**WRITTEN REQUEST**. Write out exactly the lines running from the one with "Decode this image" to the end of the data, including both of those lines and excluding pictures.

**RECORD EXCERPTS**.
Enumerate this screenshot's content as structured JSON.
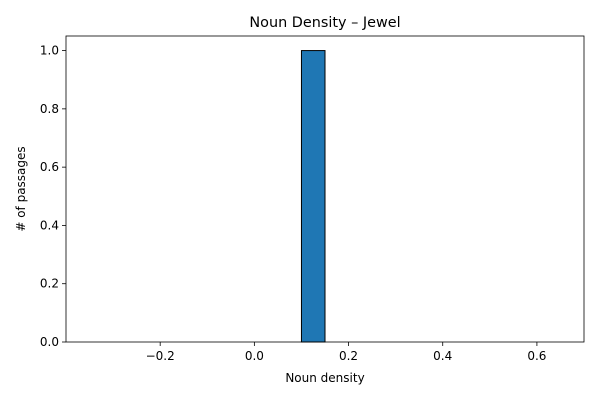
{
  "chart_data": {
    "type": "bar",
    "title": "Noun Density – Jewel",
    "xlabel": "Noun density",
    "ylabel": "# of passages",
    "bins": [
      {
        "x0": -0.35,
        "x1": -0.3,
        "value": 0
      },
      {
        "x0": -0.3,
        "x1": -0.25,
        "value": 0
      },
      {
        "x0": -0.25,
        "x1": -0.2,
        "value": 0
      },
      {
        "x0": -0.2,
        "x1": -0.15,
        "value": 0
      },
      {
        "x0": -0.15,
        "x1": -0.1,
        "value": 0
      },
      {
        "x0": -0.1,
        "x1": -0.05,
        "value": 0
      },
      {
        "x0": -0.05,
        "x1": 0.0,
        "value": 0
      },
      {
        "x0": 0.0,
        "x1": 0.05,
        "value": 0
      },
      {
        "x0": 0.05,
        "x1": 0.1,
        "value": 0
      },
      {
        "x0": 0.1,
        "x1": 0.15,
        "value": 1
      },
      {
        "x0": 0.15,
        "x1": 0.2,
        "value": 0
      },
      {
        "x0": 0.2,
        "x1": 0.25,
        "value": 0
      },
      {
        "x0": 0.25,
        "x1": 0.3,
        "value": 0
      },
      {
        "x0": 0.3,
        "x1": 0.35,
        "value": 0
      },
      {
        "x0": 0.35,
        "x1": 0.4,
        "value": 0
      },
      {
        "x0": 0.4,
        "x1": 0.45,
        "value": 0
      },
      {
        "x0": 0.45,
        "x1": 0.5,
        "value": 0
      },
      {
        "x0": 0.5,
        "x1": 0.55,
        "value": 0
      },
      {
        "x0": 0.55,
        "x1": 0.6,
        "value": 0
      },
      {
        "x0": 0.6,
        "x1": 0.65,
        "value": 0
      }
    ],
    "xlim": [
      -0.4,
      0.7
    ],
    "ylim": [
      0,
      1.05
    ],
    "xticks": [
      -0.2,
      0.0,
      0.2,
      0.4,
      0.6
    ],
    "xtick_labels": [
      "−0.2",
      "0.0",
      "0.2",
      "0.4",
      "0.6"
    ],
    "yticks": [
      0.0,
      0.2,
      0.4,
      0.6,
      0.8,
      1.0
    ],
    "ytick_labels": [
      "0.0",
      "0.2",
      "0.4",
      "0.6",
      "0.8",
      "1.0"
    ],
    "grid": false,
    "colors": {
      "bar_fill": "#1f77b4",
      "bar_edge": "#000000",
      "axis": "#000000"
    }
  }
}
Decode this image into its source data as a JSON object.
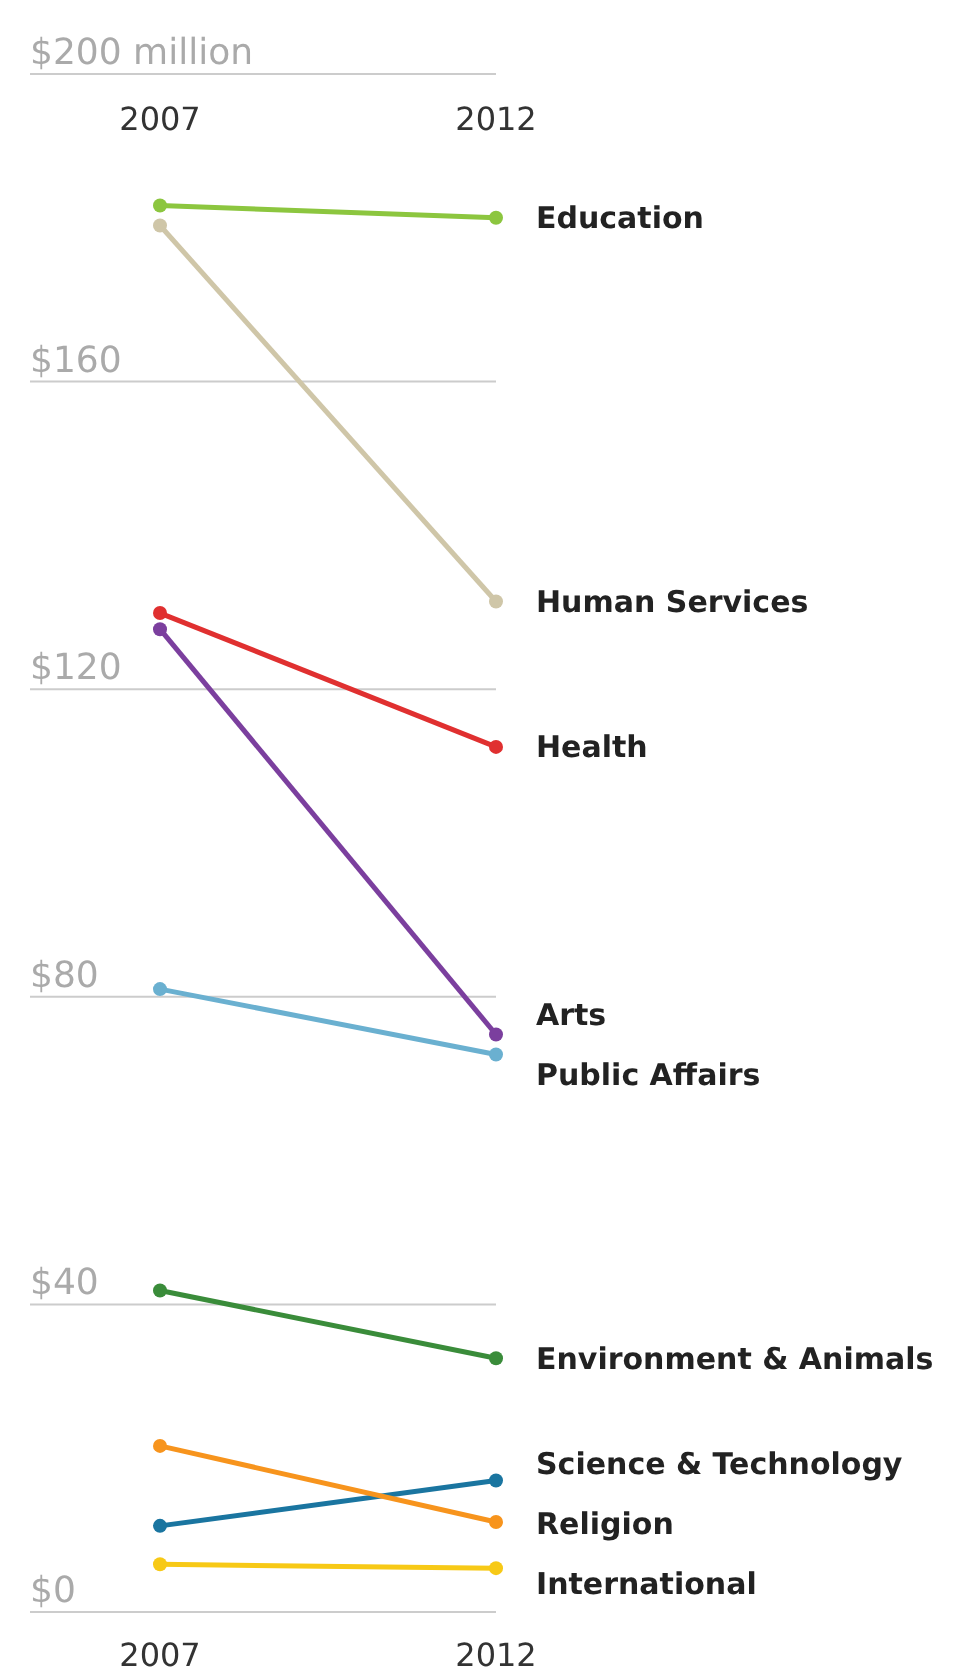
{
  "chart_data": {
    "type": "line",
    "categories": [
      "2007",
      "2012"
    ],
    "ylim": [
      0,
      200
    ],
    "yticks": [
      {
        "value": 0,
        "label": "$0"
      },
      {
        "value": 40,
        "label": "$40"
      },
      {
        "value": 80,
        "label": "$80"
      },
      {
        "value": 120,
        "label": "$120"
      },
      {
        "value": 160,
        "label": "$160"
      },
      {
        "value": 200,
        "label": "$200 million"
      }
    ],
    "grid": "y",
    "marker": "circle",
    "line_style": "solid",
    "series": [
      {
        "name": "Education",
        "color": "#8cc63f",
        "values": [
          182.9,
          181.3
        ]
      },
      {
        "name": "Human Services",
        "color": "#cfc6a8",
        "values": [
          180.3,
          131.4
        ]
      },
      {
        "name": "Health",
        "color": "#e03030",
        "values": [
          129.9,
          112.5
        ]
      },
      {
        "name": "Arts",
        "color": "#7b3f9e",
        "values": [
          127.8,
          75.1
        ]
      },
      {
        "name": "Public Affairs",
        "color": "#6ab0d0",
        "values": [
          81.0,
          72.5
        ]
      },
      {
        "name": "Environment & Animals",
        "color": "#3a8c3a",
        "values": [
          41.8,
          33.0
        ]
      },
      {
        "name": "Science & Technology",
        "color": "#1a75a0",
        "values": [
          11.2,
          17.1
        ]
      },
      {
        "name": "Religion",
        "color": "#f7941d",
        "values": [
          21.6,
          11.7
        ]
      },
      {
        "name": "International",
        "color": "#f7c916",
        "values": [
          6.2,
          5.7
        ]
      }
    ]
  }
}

**PROBLEM SOLUTION**.
Decode this image into its source data as a JSON object.
{
  "chart_data": {
    "type": "line",
    "categories": [
      "2007",
      "2012"
    ],
    "ylim": [
      0,
      200
    ],
    "yticks": [
      {
        "value": 0,
        "label": "$0"
      },
      {
        "value": 40,
        "label": "$40"
      },
      {
        "value": 80,
        "label": "$80"
      },
      {
        "value": 120,
        "label": "$120"
      },
      {
        "value": 160,
        "label": "$160"
      },
      {
        "value": 200,
        "label": "$200 million"
      }
    ],
    "grid": "y",
    "marker": "circle",
    "line_style": "solid",
    "series": [
      {
        "name": "Education",
        "color": "#8cc63f",
        "values": [
          182.9,
          181.3
        ]
      },
      {
        "name": "Human Services",
        "color": "#cfc6a8",
        "values": [
          180.3,
          131.4
        ]
      },
      {
        "name": "Health",
        "color": "#e03030",
        "values": [
          129.9,
          112.5
        ]
      },
      {
        "name": "Arts",
        "color": "#7b3f9e",
        "values": [
          127.8,
          75.1
        ]
      },
      {
        "name": "Public Affairs",
        "color": "#6ab0d0",
        "values": [
          81.0,
          72.5
        ]
      },
      {
        "name": "Environment & Animals",
        "color": "#3a8c3a",
        "values": [
          41.8,
          33.0
        ]
      },
      {
        "name": "Science & Technology",
        "color": "#1a75a0",
        "values": [
          11.2,
          17.1
        ]
      },
      {
        "name": "Religion",
        "color": "#f7941d",
        "values": [
          21.6,
          11.7
        ]
      },
      {
        "name": "International",
        "color": "#f7c916",
        "values": [
          6.2,
          5.7
        ]
      }
    ]
  }
}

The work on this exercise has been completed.